(Data shown Opens)

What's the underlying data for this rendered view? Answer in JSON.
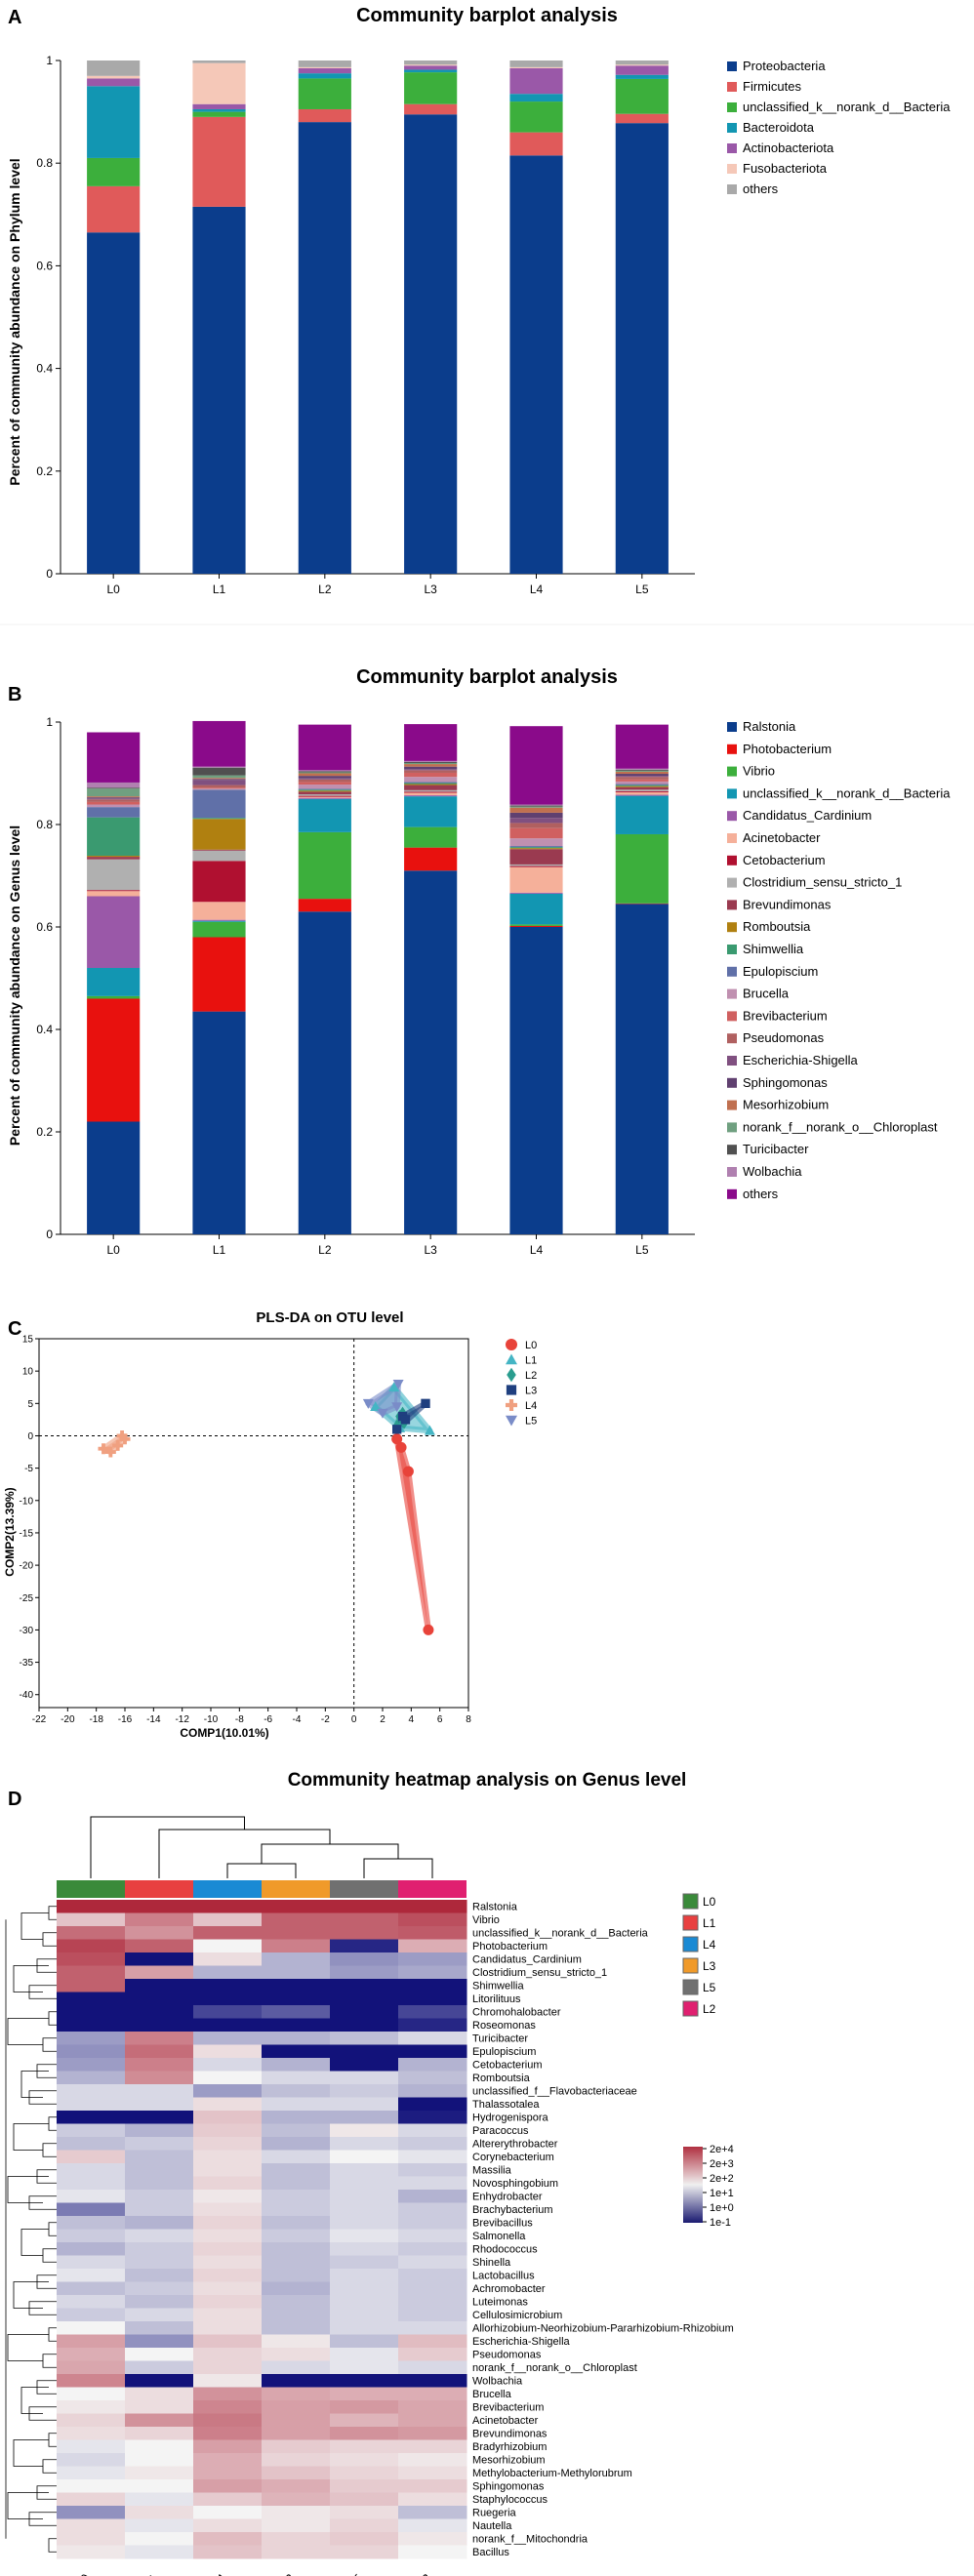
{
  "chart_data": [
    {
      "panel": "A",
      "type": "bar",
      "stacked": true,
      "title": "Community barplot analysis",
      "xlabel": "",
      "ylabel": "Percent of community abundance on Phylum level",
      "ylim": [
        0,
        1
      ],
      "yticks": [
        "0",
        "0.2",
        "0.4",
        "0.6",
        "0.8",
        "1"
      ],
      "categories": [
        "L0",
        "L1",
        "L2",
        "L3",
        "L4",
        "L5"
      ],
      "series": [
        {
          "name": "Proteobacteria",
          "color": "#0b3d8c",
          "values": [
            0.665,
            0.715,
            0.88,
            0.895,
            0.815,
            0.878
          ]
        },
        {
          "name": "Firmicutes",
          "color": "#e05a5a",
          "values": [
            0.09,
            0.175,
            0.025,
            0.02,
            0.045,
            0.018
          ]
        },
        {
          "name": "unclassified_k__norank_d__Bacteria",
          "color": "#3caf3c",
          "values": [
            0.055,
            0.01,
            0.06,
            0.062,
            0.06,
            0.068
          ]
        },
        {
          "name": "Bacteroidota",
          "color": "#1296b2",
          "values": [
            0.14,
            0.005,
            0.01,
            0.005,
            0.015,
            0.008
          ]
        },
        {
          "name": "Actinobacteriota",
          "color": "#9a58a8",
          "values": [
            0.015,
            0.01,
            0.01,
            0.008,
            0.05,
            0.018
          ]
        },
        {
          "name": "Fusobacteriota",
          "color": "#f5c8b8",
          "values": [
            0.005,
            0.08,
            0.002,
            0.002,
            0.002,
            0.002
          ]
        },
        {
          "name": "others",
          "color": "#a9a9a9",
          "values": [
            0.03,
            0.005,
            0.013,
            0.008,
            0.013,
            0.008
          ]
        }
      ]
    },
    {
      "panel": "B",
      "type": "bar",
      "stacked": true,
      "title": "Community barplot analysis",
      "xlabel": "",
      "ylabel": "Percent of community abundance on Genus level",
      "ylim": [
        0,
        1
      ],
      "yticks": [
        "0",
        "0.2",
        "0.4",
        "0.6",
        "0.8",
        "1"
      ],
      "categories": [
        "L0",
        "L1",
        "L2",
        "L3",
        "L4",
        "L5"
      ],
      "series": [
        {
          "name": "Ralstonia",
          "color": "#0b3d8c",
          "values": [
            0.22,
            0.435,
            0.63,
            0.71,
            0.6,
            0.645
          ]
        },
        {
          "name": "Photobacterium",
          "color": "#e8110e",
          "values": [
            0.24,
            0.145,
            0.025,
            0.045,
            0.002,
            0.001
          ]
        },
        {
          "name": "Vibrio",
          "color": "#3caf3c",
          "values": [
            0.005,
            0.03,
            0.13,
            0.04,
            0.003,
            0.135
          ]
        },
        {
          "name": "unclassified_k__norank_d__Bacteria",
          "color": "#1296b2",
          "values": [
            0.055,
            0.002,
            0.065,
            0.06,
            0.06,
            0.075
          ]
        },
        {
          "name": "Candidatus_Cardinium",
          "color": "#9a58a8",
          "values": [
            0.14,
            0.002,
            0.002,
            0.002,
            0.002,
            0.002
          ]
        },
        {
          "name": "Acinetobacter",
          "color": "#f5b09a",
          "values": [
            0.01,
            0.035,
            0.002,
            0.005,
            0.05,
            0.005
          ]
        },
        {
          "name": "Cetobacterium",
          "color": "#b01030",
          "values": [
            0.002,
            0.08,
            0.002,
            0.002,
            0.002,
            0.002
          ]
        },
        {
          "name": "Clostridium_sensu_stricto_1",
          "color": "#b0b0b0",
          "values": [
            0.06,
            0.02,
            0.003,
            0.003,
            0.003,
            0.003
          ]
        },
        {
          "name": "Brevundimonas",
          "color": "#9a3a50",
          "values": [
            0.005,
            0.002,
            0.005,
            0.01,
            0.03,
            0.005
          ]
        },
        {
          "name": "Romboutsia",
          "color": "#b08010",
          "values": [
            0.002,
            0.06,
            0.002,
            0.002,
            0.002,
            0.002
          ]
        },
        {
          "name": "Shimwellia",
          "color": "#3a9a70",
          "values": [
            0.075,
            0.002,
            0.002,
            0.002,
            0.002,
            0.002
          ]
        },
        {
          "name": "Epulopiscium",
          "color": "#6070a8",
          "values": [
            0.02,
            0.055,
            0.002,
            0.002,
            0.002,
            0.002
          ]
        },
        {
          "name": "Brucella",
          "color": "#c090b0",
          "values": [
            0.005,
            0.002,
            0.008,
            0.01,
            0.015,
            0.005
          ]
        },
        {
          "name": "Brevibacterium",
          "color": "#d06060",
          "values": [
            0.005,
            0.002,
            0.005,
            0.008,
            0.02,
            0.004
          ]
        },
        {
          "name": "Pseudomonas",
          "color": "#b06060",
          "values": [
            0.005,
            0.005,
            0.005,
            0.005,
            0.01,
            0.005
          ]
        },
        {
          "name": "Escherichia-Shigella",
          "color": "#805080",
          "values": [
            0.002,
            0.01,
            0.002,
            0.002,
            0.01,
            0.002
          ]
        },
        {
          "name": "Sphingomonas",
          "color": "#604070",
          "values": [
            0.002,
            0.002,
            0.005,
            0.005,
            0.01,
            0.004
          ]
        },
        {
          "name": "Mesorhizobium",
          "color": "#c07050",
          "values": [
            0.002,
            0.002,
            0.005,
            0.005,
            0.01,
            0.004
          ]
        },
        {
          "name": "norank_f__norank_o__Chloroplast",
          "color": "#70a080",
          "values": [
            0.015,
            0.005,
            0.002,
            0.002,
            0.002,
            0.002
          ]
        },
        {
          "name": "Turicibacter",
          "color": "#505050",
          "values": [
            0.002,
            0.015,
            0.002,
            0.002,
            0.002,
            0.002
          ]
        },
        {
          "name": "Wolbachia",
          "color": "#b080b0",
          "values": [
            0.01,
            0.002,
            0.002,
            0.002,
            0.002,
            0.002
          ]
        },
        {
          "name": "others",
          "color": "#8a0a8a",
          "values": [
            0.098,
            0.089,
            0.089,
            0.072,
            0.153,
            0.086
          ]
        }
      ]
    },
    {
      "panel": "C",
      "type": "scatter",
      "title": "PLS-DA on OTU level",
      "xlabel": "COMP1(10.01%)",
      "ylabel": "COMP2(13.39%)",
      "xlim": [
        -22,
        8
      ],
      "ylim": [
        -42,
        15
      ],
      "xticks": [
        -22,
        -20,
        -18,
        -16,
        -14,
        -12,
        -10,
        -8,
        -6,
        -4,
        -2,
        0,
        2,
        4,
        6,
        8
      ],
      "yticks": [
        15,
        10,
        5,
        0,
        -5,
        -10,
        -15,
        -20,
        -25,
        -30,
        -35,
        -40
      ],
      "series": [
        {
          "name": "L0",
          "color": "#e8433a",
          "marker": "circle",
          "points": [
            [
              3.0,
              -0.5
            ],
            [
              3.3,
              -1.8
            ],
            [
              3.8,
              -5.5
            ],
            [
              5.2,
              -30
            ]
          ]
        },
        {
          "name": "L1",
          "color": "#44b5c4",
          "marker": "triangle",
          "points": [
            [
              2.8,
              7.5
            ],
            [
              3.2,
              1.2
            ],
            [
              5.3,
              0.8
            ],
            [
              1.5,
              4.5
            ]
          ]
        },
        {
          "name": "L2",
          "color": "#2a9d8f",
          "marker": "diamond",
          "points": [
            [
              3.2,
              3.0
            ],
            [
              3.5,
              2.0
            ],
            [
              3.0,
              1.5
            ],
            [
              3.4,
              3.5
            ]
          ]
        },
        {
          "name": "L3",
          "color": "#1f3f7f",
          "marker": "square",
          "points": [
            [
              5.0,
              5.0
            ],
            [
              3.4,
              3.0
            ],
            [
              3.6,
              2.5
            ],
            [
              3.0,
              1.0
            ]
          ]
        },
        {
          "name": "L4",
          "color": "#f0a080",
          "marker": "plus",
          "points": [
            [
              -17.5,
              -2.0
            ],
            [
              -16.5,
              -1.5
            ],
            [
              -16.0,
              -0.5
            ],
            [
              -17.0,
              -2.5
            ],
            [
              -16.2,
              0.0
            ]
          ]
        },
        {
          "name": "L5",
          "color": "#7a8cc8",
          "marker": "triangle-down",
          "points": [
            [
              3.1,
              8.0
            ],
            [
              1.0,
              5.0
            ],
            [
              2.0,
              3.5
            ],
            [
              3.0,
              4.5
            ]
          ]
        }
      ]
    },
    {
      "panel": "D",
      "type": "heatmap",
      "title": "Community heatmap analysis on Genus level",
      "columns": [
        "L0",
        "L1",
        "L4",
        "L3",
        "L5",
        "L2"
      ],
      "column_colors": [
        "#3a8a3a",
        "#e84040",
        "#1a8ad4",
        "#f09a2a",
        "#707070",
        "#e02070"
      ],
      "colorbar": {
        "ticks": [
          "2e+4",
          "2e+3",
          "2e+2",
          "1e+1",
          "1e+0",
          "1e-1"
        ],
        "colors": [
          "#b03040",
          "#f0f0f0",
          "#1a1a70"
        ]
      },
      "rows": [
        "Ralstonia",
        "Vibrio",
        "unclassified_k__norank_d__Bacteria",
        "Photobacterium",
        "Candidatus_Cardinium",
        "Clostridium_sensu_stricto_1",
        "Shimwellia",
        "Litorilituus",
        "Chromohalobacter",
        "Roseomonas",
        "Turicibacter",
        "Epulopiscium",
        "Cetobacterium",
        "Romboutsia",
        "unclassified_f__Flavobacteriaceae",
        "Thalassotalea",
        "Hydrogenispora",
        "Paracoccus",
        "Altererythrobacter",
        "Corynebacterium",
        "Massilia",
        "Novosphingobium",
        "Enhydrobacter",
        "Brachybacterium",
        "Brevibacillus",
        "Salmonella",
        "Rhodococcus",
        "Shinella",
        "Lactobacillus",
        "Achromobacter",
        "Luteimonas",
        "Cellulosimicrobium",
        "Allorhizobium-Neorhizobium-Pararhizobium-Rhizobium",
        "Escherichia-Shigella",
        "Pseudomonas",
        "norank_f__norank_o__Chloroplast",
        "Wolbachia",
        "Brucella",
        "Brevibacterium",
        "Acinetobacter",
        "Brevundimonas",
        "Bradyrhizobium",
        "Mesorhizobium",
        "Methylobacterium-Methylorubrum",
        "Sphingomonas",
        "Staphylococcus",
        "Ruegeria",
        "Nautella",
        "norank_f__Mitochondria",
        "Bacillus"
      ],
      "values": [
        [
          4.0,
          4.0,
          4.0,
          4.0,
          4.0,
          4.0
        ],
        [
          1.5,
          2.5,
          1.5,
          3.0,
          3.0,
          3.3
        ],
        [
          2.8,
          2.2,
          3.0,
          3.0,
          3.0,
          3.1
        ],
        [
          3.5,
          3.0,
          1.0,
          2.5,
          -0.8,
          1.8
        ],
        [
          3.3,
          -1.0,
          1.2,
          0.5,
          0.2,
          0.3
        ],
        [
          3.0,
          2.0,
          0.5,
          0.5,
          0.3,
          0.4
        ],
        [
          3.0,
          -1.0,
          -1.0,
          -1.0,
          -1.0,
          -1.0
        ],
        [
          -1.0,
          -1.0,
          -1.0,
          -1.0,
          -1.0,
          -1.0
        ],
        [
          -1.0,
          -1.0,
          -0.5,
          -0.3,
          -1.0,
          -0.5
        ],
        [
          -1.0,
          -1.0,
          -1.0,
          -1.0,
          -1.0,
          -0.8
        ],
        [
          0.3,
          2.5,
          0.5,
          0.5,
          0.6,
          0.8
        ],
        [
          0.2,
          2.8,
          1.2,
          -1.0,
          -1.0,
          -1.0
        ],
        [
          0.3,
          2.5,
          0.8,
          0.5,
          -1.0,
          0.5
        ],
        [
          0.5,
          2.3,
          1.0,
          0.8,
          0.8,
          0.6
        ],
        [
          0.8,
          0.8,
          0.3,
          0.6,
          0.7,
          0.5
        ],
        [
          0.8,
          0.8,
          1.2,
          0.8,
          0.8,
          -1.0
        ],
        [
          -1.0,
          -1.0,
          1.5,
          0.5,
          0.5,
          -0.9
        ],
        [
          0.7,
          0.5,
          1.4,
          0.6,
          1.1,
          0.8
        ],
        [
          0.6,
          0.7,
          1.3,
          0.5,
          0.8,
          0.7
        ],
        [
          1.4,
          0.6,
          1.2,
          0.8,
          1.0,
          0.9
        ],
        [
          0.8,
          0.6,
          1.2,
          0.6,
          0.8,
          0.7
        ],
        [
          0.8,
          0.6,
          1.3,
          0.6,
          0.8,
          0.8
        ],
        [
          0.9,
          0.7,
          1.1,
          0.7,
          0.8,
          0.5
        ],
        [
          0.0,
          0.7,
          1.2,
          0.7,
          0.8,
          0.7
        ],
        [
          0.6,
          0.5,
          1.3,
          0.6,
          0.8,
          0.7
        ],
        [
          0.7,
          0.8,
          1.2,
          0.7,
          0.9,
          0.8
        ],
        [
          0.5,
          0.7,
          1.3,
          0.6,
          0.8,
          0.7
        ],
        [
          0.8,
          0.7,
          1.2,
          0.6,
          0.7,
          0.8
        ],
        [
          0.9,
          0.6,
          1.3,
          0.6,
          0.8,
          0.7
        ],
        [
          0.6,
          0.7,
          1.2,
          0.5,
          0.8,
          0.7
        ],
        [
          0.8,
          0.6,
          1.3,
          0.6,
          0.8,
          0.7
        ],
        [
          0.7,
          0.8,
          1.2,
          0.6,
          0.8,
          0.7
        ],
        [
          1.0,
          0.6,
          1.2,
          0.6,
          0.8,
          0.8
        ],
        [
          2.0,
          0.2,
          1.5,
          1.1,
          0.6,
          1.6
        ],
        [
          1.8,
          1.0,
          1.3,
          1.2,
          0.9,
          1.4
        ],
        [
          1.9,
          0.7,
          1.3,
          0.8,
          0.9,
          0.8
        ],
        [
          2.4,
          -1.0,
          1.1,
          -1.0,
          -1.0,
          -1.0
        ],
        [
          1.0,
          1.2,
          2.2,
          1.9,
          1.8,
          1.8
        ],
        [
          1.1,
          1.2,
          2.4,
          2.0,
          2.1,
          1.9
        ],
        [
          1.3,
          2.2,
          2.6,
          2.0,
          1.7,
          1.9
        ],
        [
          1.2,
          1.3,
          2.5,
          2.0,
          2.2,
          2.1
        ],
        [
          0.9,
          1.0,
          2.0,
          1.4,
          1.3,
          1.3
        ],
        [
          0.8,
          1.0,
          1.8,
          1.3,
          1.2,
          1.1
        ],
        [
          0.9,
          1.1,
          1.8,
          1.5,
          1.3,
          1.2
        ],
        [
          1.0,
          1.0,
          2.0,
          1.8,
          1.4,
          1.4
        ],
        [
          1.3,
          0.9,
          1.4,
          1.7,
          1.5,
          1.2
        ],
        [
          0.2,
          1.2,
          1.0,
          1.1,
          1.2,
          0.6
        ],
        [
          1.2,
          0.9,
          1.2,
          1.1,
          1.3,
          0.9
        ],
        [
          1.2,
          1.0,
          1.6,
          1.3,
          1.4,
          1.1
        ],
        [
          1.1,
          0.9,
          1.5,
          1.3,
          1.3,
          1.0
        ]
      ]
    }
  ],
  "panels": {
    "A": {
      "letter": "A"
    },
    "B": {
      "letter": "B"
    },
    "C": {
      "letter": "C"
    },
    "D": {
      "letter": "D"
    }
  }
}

(Data shown Closes)

Find the word "heatmap" in the data and copy out each line where it turns up.

      "type": "heatmap",
      "title": "Community heatmap analysis on Genus level",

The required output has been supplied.